Render every line of the entries below as a JSON list of strings, one string per line, leaving out any blank lines.

Provided data:
※ ※ ※

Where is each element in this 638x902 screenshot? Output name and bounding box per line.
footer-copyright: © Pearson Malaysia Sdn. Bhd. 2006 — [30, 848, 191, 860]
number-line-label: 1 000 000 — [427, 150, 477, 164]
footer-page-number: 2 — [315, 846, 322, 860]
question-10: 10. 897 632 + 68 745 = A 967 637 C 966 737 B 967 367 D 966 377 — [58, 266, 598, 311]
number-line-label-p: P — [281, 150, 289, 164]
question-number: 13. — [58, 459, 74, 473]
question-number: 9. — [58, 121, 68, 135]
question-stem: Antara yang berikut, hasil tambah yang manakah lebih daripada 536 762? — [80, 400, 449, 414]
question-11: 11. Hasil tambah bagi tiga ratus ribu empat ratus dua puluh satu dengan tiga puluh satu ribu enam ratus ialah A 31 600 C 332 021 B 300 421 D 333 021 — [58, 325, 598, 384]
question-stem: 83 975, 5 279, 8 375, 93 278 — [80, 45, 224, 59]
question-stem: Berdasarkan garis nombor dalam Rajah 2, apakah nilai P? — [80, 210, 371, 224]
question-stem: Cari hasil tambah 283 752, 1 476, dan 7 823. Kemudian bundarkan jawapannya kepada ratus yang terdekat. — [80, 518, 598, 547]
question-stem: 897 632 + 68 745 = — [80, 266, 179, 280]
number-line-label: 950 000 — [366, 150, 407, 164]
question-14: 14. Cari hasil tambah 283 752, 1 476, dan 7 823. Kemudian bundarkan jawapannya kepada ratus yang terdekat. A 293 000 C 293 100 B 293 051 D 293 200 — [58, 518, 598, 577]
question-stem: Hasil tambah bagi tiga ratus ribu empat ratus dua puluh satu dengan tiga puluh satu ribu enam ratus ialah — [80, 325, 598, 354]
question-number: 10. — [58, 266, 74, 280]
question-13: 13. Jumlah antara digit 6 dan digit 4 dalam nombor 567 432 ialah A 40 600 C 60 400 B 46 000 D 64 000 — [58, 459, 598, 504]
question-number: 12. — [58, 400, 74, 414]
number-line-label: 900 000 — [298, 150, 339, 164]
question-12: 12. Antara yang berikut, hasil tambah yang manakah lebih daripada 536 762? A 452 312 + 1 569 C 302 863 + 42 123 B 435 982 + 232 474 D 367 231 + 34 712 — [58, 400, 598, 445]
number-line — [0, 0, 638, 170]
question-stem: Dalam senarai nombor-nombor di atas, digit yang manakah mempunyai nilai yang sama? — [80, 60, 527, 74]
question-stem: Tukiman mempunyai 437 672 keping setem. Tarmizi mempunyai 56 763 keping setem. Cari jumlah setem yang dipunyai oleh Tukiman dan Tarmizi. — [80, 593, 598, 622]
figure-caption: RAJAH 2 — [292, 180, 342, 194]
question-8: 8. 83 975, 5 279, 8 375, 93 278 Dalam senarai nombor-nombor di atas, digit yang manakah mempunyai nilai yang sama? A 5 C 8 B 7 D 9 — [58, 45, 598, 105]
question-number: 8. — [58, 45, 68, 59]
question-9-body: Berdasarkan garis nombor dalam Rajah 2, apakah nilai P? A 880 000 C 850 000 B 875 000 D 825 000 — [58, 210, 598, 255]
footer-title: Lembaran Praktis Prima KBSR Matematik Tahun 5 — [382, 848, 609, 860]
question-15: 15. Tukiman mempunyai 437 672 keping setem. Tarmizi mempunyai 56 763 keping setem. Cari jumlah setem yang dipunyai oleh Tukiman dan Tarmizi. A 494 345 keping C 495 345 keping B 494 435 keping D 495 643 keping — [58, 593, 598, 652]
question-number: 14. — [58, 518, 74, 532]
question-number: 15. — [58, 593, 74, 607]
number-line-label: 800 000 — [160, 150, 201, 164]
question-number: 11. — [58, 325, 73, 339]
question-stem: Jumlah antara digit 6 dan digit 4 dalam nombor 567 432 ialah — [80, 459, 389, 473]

※ ※ ※

Final result:
[
  "Where is each element in this 638x902 screenshot? Output name and bounding box per line.",
  "footer-copyright: © Pearson Malaysia Sdn. Bhd. 2006 — [30, 848, 191, 860]",
  "number-line-label: 1 000 000 — [427, 150, 477, 164]",
  "footer-page-number: 2 — [315, 846, 322, 860]",
  "question-10: 10. 897 632 + 68 745 = A 967 637 C 966 737 B 967 367 D 966 377 — [58, 266, 598, 311]",
  "number-line-label-p: P — [281, 150, 289, 164]",
  "question-number: 13. — [58, 459, 74, 473]",
  "question-number: 9. — [58, 121, 68, 135]",
  "question-stem: Antara yang berikut, hasil tambah yang manakah lebih daripada 536 762? — [80, 400, 449, 414]",
  "question-11: 11. Hasil tambah bagi tiga ratus ribu empat ratus dua puluh satu dengan tiga puluh satu ribu enam ratus ialah A 31 600 C 332 021 B 300 421 D 333 021 — [58, 325, 598, 384]",
  "question-stem: 83 975, 5 279, 8 375, 93 278 — [80, 45, 224, 59]",
  "question-stem: Berdasarkan garis nombor dalam Rajah 2, apakah nilai P? — [80, 210, 371, 224]",
  "question-stem: Cari hasil tambah 283 752, 1 476, dan 7 823. Kemudian bundarkan jawapannya kepada ratus yang terdekat. — [80, 518, 598, 547]",
  "question-stem: 897 632 + 68 745 = — [80, 266, 179, 280]",
  "number-line-label: 950 000 — [366, 150, 407, 164]",
  "question-14: 14. Cari hasil tambah 283 752, 1 476, dan 7 823. Kemudian bundarkan jawapannya kepada ratus yang terdekat. A 293 000 C 293 100 B 293 051 D 293 200 — [58, 518, 598, 577]",
  "question-stem: Hasil tambah bagi tiga ratus ribu empat ratus dua puluh satu dengan tiga puluh satu ribu enam ratus ialah — [80, 325, 598, 354]",
  "question-number: 10. — [58, 266, 74, 280]",
  "question-13: 13. Jumlah antara digit 6 dan digit 4 dalam nombor 567 432 ialah A 40 600 C 60 400 B 46 000 D 64 000 — [58, 459, 598, 504]",
  "question-number: 12. — [58, 400, 74, 414]",
  "number-line-label: 900 000 — [298, 150, 339, 164]",
  "question-12: 12. Antara yang berikut, hasil tambah yang manakah lebih daripada 536 762? A 452 312 + 1 569 C 302 863 + 42 123 B 435 982 + 232 474 D 367 231 + 34 712 — [58, 400, 598, 445]",
  "number-line — [0, 0, 638, 170]",
  "question-stem: Dalam senarai nombor-nombor di atas, digit yang manakah mempunyai nilai yang sama? — [80, 60, 527, 74]",
  "question-stem: Tukiman mempunyai 437 672 keping setem. Tarmizi mempunyai 56 763 keping setem. Cari jumlah setem yang dipunyai oleh Tukiman dan Tarmizi. — [80, 593, 598, 622]",
  "figure-caption: RAJAH 2 — [292, 180, 342, 194]",
  "question-8: 8. 83 975, 5 279, 8 375, 93 278 Dalam senarai nombor-nombor di atas, digit yang manakah mempunyai nilai yang sama? A 5 C 8 B 7 D 9 — [58, 45, 598, 105]",
  "question-number: 8. — [58, 45, 68, 59]",
  "question-9-body: Berdasarkan garis nombor dalam Rajah 2, apakah nilai P? A 880 000 C 850 000 B 875 000 D 825 000 — [58, 210, 598, 255]",
  "footer-title: Lembaran Praktis Prima KBSR Matematik Tahun 5 — [382, 848, 609, 860]",
  "question-15: 15. Tukiman mempunyai 437 672 keping setem. Tarmizi mempunyai 56 763 keping setem. Cari jumlah setem yang dipunyai oleh Tukiman dan Tarmizi. A 494 345 keping C 495 345 keping B 494 435 keping D 495 643 keping — [58, 593, 598, 652]",
  "question-number: 14. — [58, 518, 74, 532]",
  "question-number: 15. — [58, 593, 74, 607]",
  "number-line-label: 800 000 — [160, 150, 201, 164]",
  "question-number: 11. — [58, 325, 73, 339]",
  "question-stem: Jumlah antara digit 6 dan digit 4 dalam nombor 567 432 ialah — [80, 459, 389, 473]"
]